**AIM:**
All the data must come back unchanged, except that pictures are left out.
<<<<
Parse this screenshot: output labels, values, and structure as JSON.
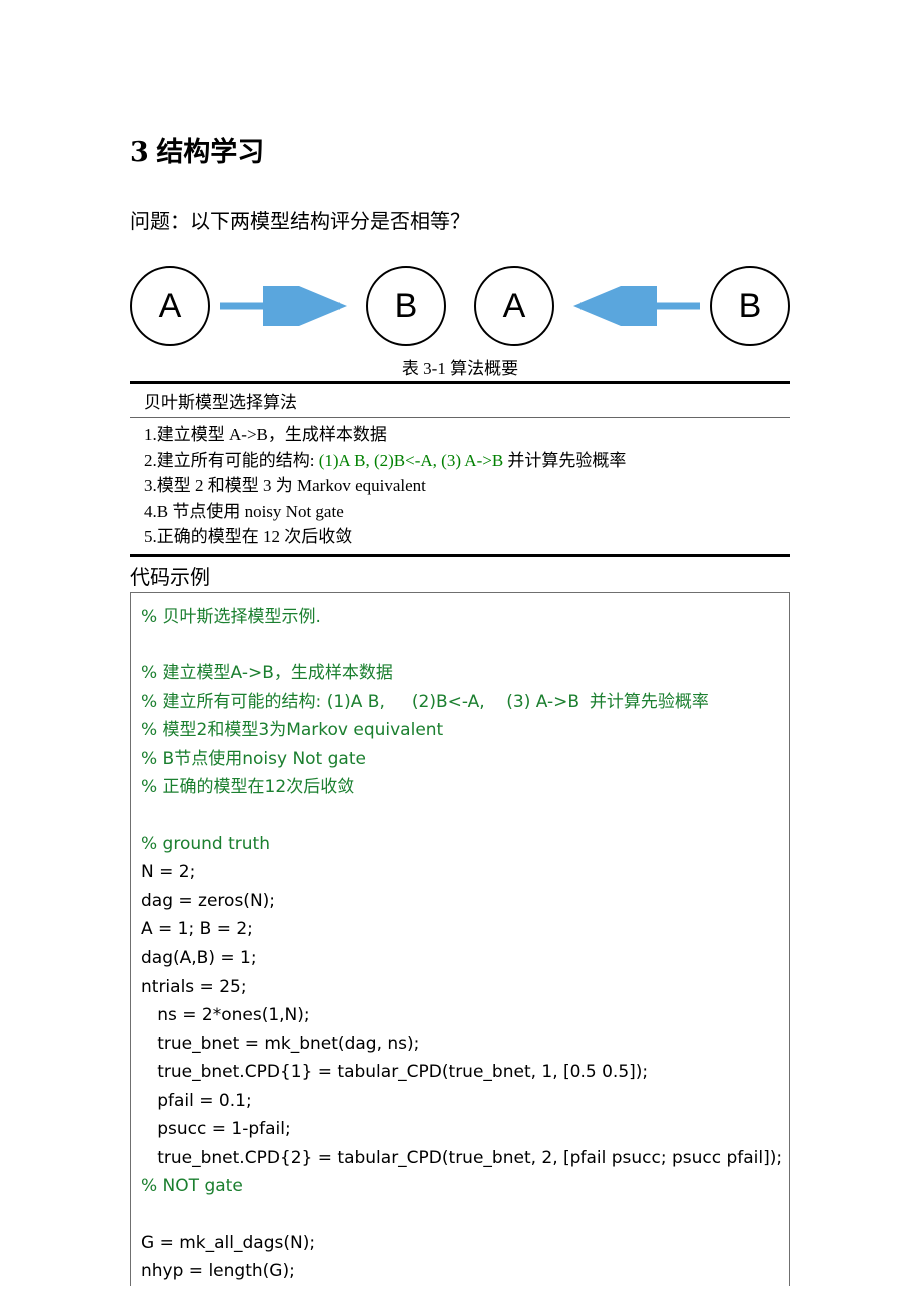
{
  "heading": {
    "num": "3",
    "title": "结构学习"
  },
  "question": "问题：以下两模型结构评分是否相等？",
  "diagram": {
    "nodes": [
      "A",
      "B",
      "A",
      "B"
    ]
  },
  "table_caption": "表 3-1  算法概要",
  "algo_header": "贝叶斯模型选择算法",
  "algo_lines": [
    {
      "segments": [
        {
          "text": "1.建立模型 A->B，生成样本数据",
          "cls": ""
        }
      ]
    },
    {
      "segments": [
        {
          "text": "2.建立所有可能的结构: ",
          "cls": ""
        },
        {
          "text": "(1)A B,     (2)B<-A,    (3) A->B",
          "cls": "green ascii"
        },
        {
          "text": "  并计算先验概率",
          "cls": ""
        }
      ]
    },
    {
      "segments": [
        {
          "text": "3.模型 2 和模型 3 为 Markov equivalent",
          "cls": ""
        }
      ]
    },
    {
      "segments": [
        {
          "text": "4.B 节点使用 noisy Not gate",
          "cls": ""
        }
      ]
    },
    {
      "segments": [
        {
          "text": "5.正确的模型在 12 次后收敛",
          "cls": ""
        }
      ]
    }
  ],
  "code_title": "代码示例",
  "code": [
    {
      "cls": "cmt",
      "text": "% 贝叶斯选择模型示例."
    },
    {
      "cls": "blank",
      "text": ""
    },
    {
      "cls": "cmt",
      "text": "% 建立模型A->B，生成样本数据"
    },
    {
      "cls": "cmt",
      "text": "% 建立所有可能的结构: (1)A B,     (2)B<-A,    (3) A->B  并计算先验概率"
    },
    {
      "cls": "cmt",
      "text": "% 模型2和模型3为Markov equivalent"
    },
    {
      "cls": "cmt",
      "text": "% B节点使用noisy Not gate"
    },
    {
      "cls": "cmt",
      "text": "% 正确的模型在12次后收敛"
    },
    {
      "cls": "blank",
      "text": ""
    },
    {
      "cls": "cmt",
      "text": "% ground truth"
    },
    {
      "cls": "",
      "text": "N = 2;"
    },
    {
      "cls": "",
      "text": "dag = zeros(N);"
    },
    {
      "cls": "",
      "text": "A = 1; B = 2;"
    },
    {
      "cls": "",
      "text": "dag(A,B) = 1;"
    },
    {
      "cls": "",
      "text": "ntrials = 25;"
    },
    {
      "cls": "",
      "text": "   ns = 2*ones(1,N);"
    },
    {
      "cls": "",
      "text": "   true_bnet = mk_bnet(dag, ns);"
    },
    {
      "cls": "",
      "text": "   true_bnet.CPD{1} = tabular_CPD(true_bnet, 1, [0.5 0.5]);"
    },
    {
      "cls": "",
      "text": "   pfail = 0.1;"
    },
    {
      "cls": "",
      "text": "   psucc = 1-pfail;"
    },
    {
      "cls": "",
      "text": "   true_bnet.CPD{2} = tabular_CPD(true_bnet, 2, [pfail psucc; psucc pfail]);"
    },
    {
      "cls": "cmt",
      "text": "% NOT gate"
    },
    {
      "cls": "blank",
      "text": ""
    },
    {
      "cls": "",
      "text": "G = mk_all_dags(N);"
    },
    {
      "cls": "",
      "text": "nhyp = length(G);"
    }
  ]
}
>>>>
**THE RESULT:**
Parse this screenshot: output labels, values, and structure as JSON.
{
  "heading": {
    "num": "3",
    "title": "结构学习"
  },
  "question": "问题：以下两模型结构评分是否相等？",
  "diagram": {
    "nodes": [
      "A",
      "B",
      "A",
      "B"
    ]
  },
  "table_caption": "表 3-1  算法概要",
  "algo_header": "贝叶斯模型选择算法",
  "algo_lines": [
    {
      "segments": [
        {
          "text": "1.建立模型 A->B，生成样本数据",
          "cls": ""
        }
      ]
    },
    {
      "segments": [
        {
          "text": "2.建立所有可能的结构: ",
          "cls": ""
        },
        {
          "text": "(1)A B,     (2)B<-A,    (3) A->B",
          "cls": "green ascii"
        },
        {
          "text": "  并计算先验概率",
          "cls": ""
        }
      ]
    },
    {
      "segments": [
        {
          "text": "3.模型 2 和模型 3 为 Markov equivalent",
          "cls": ""
        }
      ]
    },
    {
      "segments": [
        {
          "text": "4.B 节点使用 noisy Not gate",
          "cls": ""
        }
      ]
    },
    {
      "segments": [
        {
          "text": "5.正确的模型在 12 次后收敛",
          "cls": ""
        }
      ]
    }
  ],
  "code_title": "代码示例",
  "code": [
    {
      "cls": "cmt",
      "text": "% 贝叶斯选择模型示例."
    },
    {
      "cls": "blank",
      "text": ""
    },
    {
      "cls": "cmt",
      "text": "% 建立模型A->B，生成样本数据"
    },
    {
      "cls": "cmt",
      "text": "% 建立所有可能的结构: (1)A B,     (2)B<-A,    (3) A->B  并计算先验概率"
    },
    {
      "cls": "cmt",
      "text": "% 模型2和模型3为Markov equivalent"
    },
    {
      "cls": "cmt",
      "text": "% B节点使用noisy Not gate"
    },
    {
      "cls": "cmt",
      "text": "% 正确的模型在12次后收敛"
    },
    {
      "cls": "blank",
      "text": ""
    },
    {
      "cls": "cmt",
      "text": "% ground truth"
    },
    {
      "cls": "",
      "text": "N = 2;"
    },
    {
      "cls": "",
      "text": "dag = zeros(N);"
    },
    {
      "cls": "",
      "text": "A = 1; B = 2;"
    },
    {
      "cls": "",
      "text": "dag(A,B) = 1;"
    },
    {
      "cls": "",
      "text": "ntrials = 25;"
    },
    {
      "cls": "",
      "text": "   ns = 2*ones(1,N);"
    },
    {
      "cls": "",
      "text": "   true_bnet = mk_bnet(dag, ns);"
    },
    {
      "cls": "",
      "text": "   true_bnet.CPD{1} = tabular_CPD(true_bnet, 1, [0.5 0.5]);"
    },
    {
      "cls": "",
      "text": "   pfail = 0.1;"
    },
    {
      "cls": "",
      "text": "   psucc = 1-pfail;"
    },
    {
      "cls": "",
      "text": "   true_bnet.CPD{2} = tabular_CPD(true_bnet, 2, [pfail psucc; psucc pfail]);"
    },
    {
      "cls": "cmt",
      "text": "% NOT gate"
    },
    {
      "cls": "blank",
      "text": ""
    },
    {
      "cls": "",
      "text": "G = mk_all_dags(N);"
    },
    {
      "cls": "",
      "text": "nhyp = length(G);"
    }
  ]
}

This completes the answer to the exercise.